Task instructions:
Extract all data as written.

BEGIN

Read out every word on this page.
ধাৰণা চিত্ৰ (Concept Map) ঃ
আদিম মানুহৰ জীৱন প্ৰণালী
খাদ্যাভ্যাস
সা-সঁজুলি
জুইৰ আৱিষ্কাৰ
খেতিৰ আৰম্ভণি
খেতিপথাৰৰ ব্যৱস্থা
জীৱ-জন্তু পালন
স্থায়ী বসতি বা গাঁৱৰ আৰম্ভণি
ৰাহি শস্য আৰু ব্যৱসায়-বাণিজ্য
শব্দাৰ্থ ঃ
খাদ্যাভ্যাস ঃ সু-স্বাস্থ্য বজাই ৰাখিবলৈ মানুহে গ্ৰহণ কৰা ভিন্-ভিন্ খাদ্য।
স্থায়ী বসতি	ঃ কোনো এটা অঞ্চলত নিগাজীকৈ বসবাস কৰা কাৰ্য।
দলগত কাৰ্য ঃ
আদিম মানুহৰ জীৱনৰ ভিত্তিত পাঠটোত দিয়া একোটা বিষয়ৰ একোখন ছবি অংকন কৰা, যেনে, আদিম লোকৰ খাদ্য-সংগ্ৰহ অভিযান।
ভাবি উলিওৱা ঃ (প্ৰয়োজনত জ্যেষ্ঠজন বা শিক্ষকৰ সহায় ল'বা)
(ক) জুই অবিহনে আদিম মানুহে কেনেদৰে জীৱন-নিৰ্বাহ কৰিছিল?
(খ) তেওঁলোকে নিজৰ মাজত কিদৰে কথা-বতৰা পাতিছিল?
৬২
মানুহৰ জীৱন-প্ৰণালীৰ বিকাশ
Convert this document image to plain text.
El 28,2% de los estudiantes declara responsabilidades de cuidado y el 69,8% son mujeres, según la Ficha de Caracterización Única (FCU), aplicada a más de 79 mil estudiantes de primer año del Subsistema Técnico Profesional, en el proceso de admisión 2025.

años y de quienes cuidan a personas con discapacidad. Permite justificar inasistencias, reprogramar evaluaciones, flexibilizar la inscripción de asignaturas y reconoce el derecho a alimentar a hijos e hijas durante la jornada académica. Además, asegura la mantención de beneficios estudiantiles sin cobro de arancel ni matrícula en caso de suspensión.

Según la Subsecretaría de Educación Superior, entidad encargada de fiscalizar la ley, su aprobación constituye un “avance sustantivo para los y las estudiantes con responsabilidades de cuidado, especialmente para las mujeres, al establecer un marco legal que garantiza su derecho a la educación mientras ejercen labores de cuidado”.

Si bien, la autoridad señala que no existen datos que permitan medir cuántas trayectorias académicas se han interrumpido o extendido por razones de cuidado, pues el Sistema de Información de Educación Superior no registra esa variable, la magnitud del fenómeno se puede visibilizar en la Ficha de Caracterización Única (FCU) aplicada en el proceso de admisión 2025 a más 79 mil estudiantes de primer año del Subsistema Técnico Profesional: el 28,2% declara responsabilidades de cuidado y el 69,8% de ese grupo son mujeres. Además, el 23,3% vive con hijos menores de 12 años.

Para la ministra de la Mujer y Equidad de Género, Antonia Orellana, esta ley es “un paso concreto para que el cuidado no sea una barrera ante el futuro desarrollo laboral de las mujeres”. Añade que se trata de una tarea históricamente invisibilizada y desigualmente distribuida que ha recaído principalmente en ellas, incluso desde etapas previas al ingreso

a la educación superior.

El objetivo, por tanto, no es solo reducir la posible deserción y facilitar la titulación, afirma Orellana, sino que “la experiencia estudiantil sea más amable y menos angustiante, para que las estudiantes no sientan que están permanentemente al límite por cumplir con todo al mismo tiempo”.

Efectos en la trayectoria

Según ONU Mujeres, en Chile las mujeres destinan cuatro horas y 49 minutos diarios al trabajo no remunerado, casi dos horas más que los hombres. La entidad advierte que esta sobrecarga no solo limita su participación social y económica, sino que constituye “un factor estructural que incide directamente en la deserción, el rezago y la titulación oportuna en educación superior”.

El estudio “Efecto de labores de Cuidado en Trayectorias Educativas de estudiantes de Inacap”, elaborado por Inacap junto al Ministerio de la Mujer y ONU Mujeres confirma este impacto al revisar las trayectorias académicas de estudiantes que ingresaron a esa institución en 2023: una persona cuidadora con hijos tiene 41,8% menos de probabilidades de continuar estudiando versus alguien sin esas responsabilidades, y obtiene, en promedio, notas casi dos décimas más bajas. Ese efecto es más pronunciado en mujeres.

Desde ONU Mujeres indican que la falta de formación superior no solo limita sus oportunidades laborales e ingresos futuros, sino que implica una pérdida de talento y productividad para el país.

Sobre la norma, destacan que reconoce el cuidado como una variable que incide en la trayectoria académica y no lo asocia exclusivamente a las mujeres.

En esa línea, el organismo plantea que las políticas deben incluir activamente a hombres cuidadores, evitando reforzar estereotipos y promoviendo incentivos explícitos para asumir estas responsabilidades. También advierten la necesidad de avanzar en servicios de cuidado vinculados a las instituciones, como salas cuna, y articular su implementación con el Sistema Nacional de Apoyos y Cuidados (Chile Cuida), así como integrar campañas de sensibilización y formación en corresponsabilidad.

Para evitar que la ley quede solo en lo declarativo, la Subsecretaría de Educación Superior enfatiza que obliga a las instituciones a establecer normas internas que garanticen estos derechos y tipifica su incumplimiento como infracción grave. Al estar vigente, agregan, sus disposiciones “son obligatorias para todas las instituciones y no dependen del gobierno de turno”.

END

Output:
Read out every word on this page.
ধাৰণা চিত্ৰ (Concept Map) ঃ
আদিম মানুহৰ জীৱন প্ৰণালী
খাদ্যাভ্যাস
সা-সঁজুলি
জুইৰ আৱিষ্কাৰ
খেতিৰ আৰম্ভণি
খেতিপথাৰৰ ব্যৱস্থা
জীৱ-জন্তু পালন
স্থায়ী বসতি বা গাঁৱৰ আৰম্ভণি
ৰাহি শস্য আৰু ব্যৱসায়-বাণিজ্য
শব্দাৰ্থ ঃ
খাদ্যাভ্যাস ঃ সু-স্বাস্থ্য বজাই ৰাখিবলৈ মানুহে গ্ৰহণ কৰা ভিন্-ভিন্ খাদ্য।
স্থায়ী বসতি	ঃ কোনো এটা অঞ্চলত নিগাজীকৈ বসবাস কৰা কাৰ্য।
দলগত কাৰ্য ঃ
আদিম মানুহৰ জীৱনৰ ভিত্তিত পাঠটোত দিয়া একোটা বিষয়ৰ একোখন ছবি অংকন কৰা, যেনে, আদিম লোকৰ খাদ্য-সংগ্ৰহ অভিযান।
ভাবি উলিওৱা ঃ (প্ৰয়োজনত জ্যেষ্ঠজন বা শিক্ষকৰ সহায় ল'বা)
(ক) জুই অবিহনে আদিম মানুহে কেনেদৰে জীৱন-নিৰ্বাহ কৰিছিল?
(খ) তেওঁলোকে নিজৰ মাজত কিদৰে কথা-বতৰা পাতিছিল?
৬২
মানুহৰ জীৱন-প্ৰণালীৰ বিকাশ
Convert this document image to plain text.
El 28,2% de los estudiantes declara responsabilidades de cuidado y el 69,8% son mujeres, según la Ficha de Caracterización Única (FCU), aplicada a más de 79 mil estudiantes de primer año del Subsistema Técnico Profesional, en el proceso de admisión 2025.

años y de quienes cuidan a personas con discapacidad. Permite justificar inasistencias, reprogramar evaluaciones, flexibilizar la inscripción de asignaturas y reconoce el derecho a alimentar a hijos e hijas durante la jornada académica. Además, asegura la mantención de beneficios estudiantiles sin cobro de arancel ni matrícula en caso de suspensión.

Según la Subsecretaría de Educación Superior, entidad encargada de fiscalizar la ley, su aprobación constituye un “avance sustantivo para los y las estudiantes con responsabilidades de cuidado, especialmente para las mujeres, al establecer un marco legal que garantiza su derecho a la educación mientras ejercen labores de cuidado”.

Si bien, la autoridad señala que no existen datos que permitan medir cuántas trayectorias académicas se han interrumpido o extendido por razones de cuidado, pues el Sistema de Información de Educación Superior no registra esa variable, la magnitud del fenómeno se puede visibilizar en la Ficha de Caracterización Única (FCU) aplicada en el proceso de admisión 2025 a más 79 mil estudiantes de primer año del Subsistema Técnico Profesional: el 28,2% declara responsabilidades de cuidado y el 69,8% de ese grupo son mujeres. Además, el 23,3% vive con hijos menores de 12 años.

Para la ministra de la Mujer y Equidad de Género, Antonia Orellana, esta ley es “un paso concreto para que el cuidado no sea una barrera ante el futuro desarrollo laboral de las mujeres”. Añade que se trata de una tarea históricamente invisibilizada y desigualmente distribuida que ha recaído principalmente en ellas, incluso desde etapas previas al ingreso

a la educación superior.

El objetivo, por tanto, no es solo reducir la posible deserción y facilitar la titulación, afirma Orellana, sino que “la experiencia estudiantil sea más amable y menos angustiante, para que las estudiantes no sientan que están permanentemente al límite por cumplir con todo al mismo tiempo”.

Efectos en la trayectoria

Según ONU Mujeres, en Chile las mujeres destinan cuatro horas y 49 minutos diarios al trabajo no remunerado, casi dos horas más que los hombres. La entidad advierte que esta sobrecarga no solo limita su participación social y económica, sino que constituye “un factor estructural que incide directamente en la deserción, el rezago y la titulación oportuna en educación superior”.

El estudio “Efecto de labores de Cuidado en Trayectorias Educativas de estudiantes de Inacap”, elaborado por Inacap junto al Ministerio de la Mujer y ONU Mujeres confirma este impacto al revisar las trayectorias académicas de estudiantes que ingresaron a esa institución en 2023: una persona cuidadora con hijos tiene 41,8% menos de probabilidades de continuar estudiando versus alguien sin esas responsabilidades, y obtiene, en promedio, notas casi dos décimas más bajas. Ese efecto es más pronunciado en mujeres.

Desde ONU Mujeres indican que la falta de formación superior no solo limita sus oportunidades laborales e ingresos futuros, sino que implica una pérdida de talento y productividad para el país.

Sobre la norma, destacan que reconoce el cuidado como una variable que incide en la trayectoria académica y no lo asocia exclusivamente a las mujeres.

En esa línea, el organismo plantea que las políticas deben incluir activamente a hombres cuidadores, evitando reforzar estereotipos y promoviendo incentivos explícitos para asumir estas responsabilidades. También advierten la necesidad de avanzar en servicios de cuidado vinculados a las instituciones, como salas cuna, y articular su implementación con el Sistema Nacional de Apoyos y Cuidados (Chile Cuida), así como integrar campañas de sensibilización y formación en corresponsabilidad.

Para evitar que la ley quede solo en lo declarativo, la Subsecretaría de Educación Superior enfatiza que obliga a las instituciones a establecer normas internas que garanticen estos derechos y tipifica su incumplimiento como infracción grave. Al estar vigente, agregan, sus disposiciones “son obligatorias para todas las instituciones y no dependen del gobierno de turno”.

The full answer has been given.